──────── DATA IN THIS EXERCISE

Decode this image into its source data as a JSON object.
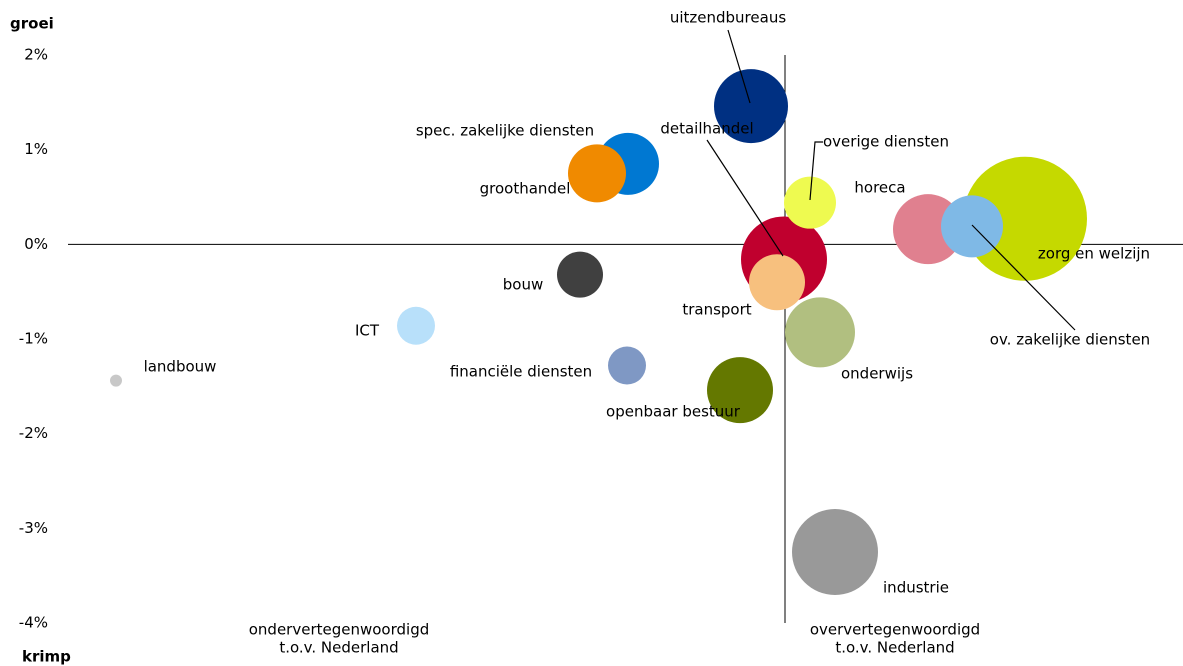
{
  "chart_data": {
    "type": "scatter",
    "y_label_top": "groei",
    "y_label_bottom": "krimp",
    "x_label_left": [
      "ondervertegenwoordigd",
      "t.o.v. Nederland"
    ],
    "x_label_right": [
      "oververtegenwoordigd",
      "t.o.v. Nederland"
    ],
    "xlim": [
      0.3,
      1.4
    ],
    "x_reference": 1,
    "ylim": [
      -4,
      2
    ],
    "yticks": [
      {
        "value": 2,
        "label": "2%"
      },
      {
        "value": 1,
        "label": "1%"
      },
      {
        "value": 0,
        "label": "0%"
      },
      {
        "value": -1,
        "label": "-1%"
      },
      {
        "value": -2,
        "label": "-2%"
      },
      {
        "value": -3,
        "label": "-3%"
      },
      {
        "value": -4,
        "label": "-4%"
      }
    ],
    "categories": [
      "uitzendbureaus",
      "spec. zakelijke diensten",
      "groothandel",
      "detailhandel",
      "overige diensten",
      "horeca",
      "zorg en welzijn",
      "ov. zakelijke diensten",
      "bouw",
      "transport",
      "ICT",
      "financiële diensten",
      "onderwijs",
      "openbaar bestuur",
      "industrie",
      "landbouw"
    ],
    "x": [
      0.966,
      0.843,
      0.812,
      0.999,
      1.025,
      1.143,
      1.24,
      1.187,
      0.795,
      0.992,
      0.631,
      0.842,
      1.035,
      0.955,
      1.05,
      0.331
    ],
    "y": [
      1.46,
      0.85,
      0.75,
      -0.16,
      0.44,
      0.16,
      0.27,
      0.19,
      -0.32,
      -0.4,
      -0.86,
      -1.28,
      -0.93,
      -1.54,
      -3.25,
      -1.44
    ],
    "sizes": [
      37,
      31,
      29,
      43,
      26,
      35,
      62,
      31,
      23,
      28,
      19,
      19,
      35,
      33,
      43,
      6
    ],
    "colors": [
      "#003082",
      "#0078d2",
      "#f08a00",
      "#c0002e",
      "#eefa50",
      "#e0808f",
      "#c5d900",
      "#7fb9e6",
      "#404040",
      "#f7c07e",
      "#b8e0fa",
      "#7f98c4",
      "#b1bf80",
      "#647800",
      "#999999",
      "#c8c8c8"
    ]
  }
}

────────────────
──────── DATA IN THIS EXERCISE

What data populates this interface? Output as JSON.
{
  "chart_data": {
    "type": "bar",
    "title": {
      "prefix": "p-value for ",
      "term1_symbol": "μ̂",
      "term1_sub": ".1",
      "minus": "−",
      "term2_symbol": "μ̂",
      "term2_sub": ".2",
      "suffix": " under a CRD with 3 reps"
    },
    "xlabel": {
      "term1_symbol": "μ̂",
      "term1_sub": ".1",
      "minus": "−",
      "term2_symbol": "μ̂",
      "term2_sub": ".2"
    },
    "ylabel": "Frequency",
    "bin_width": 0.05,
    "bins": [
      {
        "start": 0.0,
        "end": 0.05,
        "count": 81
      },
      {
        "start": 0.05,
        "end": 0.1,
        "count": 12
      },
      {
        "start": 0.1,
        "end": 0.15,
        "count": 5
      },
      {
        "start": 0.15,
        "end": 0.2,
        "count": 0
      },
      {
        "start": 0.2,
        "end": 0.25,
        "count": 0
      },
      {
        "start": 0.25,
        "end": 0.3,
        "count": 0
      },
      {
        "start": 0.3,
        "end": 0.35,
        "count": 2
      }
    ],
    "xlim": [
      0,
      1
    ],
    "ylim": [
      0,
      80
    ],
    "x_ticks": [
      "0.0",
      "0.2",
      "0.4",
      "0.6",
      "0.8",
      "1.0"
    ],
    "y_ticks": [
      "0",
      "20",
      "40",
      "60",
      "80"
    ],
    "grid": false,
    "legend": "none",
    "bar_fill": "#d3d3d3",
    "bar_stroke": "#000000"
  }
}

────────────────

▶ _WHAT YOU ARE ASKED TO DO_:
From the entries above, copy every line where the word "start" shows up.

▶ _RESPONSE_:
        "start": 0.0,
        "start": 0.05,
        "start": 0.1,
        "start": 0.15,
        "start": 0.2,
        "start": 0.25,
        "start": 0.3,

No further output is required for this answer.